-- START DATASET EXTRACT --

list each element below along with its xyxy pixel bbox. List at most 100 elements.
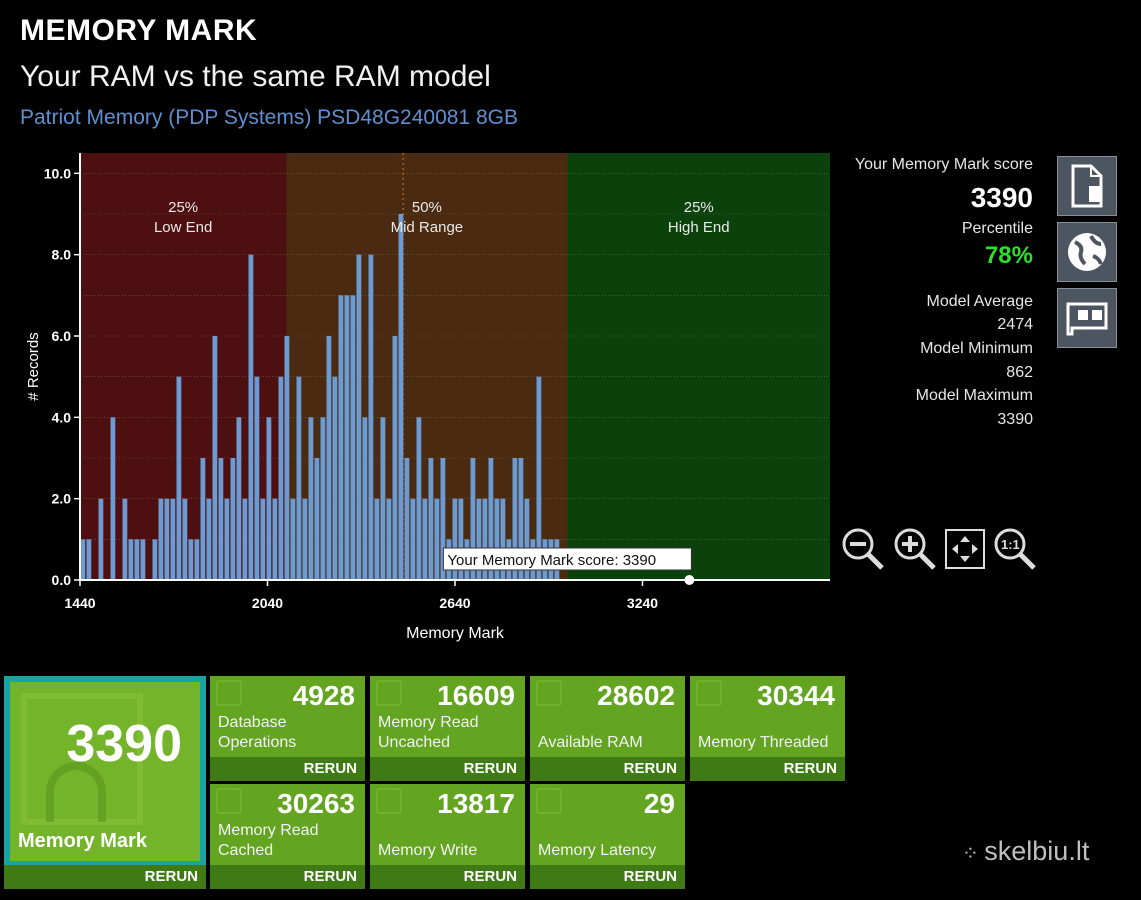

-- END DATASET EXTRACT --
-- START DATASET EXTRACT --

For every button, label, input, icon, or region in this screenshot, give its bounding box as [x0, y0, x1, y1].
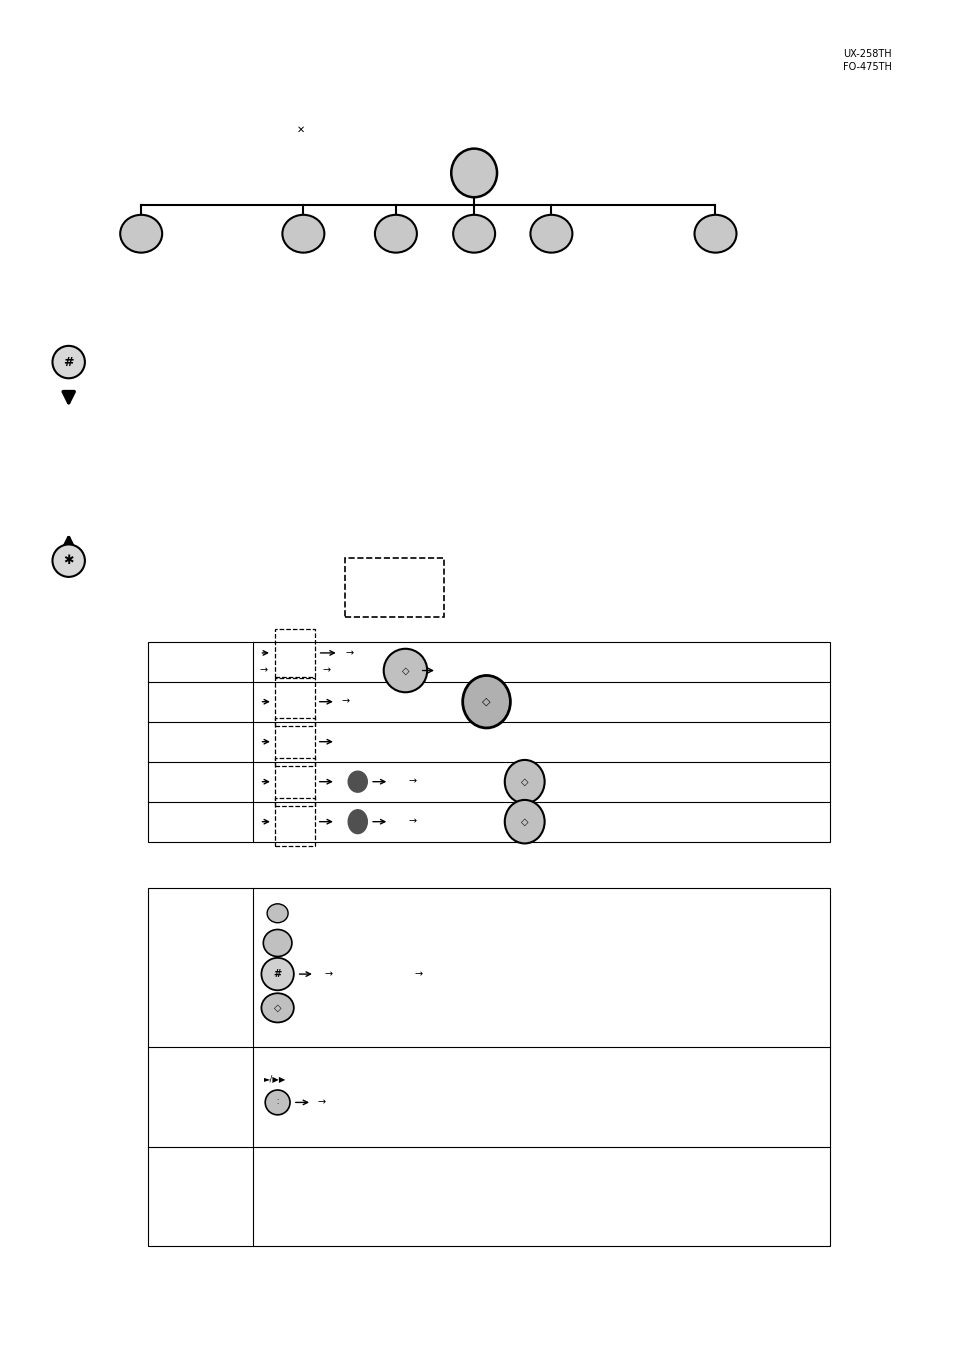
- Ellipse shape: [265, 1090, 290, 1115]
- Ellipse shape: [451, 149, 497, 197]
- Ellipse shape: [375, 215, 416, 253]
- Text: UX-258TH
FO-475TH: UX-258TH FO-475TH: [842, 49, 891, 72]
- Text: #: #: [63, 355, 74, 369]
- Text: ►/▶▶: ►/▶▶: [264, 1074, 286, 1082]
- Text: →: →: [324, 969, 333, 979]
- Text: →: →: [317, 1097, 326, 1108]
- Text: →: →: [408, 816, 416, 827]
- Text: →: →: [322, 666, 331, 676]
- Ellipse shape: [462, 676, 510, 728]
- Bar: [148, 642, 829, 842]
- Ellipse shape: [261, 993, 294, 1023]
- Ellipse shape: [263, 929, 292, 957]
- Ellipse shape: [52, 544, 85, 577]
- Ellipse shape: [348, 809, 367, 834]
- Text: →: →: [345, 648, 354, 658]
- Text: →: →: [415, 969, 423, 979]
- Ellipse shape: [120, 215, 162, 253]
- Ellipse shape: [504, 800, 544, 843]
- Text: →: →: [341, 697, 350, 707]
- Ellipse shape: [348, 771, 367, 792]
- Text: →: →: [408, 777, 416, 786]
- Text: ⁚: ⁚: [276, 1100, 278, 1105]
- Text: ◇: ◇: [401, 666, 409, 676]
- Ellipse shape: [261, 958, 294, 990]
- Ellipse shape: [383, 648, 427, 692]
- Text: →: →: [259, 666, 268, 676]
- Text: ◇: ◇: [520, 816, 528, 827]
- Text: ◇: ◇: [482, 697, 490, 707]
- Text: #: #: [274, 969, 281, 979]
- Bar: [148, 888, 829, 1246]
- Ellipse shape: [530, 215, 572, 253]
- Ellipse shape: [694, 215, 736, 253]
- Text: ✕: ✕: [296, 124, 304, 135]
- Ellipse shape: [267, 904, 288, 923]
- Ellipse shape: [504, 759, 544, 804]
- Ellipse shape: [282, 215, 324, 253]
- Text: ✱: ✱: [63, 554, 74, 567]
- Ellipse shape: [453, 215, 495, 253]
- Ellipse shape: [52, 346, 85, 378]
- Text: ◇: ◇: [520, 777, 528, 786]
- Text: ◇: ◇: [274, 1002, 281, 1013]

-- END DATASET EXTRACT --
-- START DATASET EXTRACT --

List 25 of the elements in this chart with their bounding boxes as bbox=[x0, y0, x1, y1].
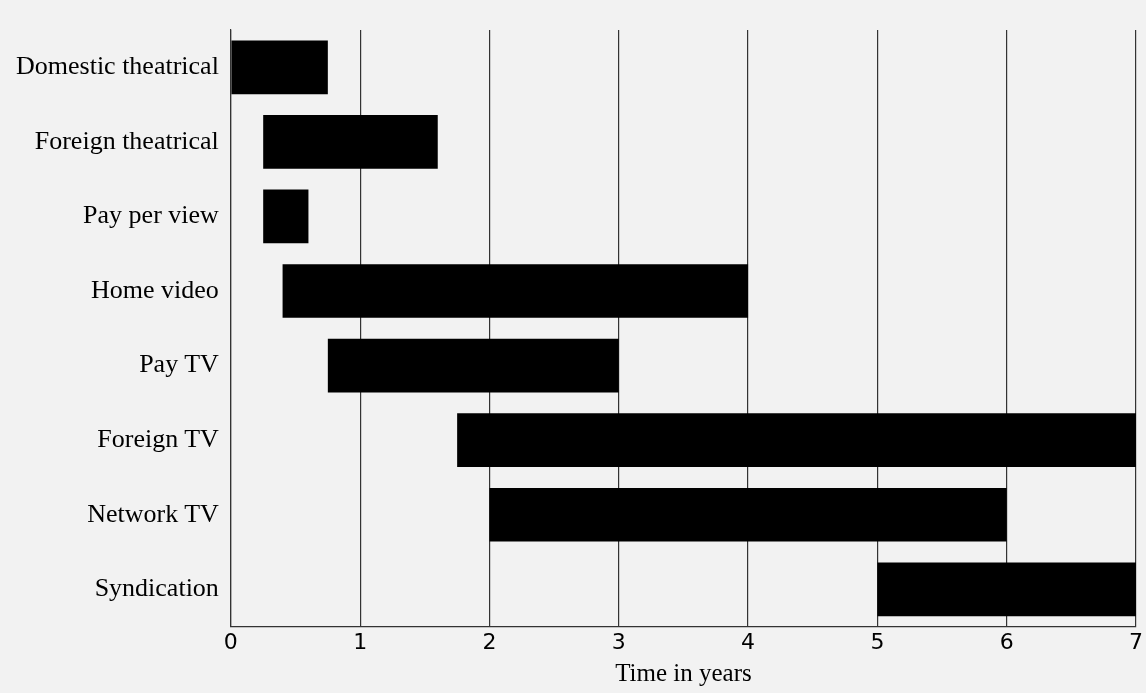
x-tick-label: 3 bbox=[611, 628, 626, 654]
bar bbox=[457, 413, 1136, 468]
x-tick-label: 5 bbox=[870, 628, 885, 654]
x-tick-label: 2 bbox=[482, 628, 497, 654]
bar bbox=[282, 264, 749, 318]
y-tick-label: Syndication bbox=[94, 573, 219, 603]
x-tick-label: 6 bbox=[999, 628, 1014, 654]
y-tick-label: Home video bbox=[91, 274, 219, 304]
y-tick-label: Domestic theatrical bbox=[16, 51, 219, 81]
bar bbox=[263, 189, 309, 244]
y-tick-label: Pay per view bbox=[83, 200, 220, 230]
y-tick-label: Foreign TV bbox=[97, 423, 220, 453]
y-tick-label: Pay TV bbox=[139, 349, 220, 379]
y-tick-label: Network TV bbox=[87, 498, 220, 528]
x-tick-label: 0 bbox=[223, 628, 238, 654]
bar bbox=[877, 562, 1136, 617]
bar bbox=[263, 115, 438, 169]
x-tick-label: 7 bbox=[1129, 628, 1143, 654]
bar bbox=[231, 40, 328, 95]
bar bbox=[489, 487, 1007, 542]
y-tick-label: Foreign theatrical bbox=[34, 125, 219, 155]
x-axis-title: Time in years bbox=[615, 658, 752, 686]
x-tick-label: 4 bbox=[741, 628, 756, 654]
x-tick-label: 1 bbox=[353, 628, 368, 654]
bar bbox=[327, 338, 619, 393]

-- END DATASET EXTRACT --

• [TASK GOAL]: Reproduce everything from the line containing "For every button, label, input, icon, or" down to the line containing "- Text: →: →: [408, 816, 416, 827]", renaming "Ellipse shape" as "Oval shape" throughout and leaving all else unchanged. Omit the pictures.

• [PROBLEM SOLUTION]:
For every button, label, input, icon, or region in this screenshot, give its bounding box as [x0, y0, x1, y1].
- Oval shape: [265, 1090, 290, 1115]
- Oval shape: [451, 149, 497, 197]
- Oval shape: [375, 215, 416, 253]
- Text: UX-258TH
FO-475TH: UX-258TH FO-475TH: [842, 49, 891, 72]
- Text: #: #: [63, 355, 74, 369]
- Text: ►/▶▶: ►/▶▶: [264, 1074, 286, 1082]
- Text: →: →: [324, 969, 333, 979]
- Text: →: →: [317, 1097, 326, 1108]
- Text: →: →: [408, 816, 416, 827]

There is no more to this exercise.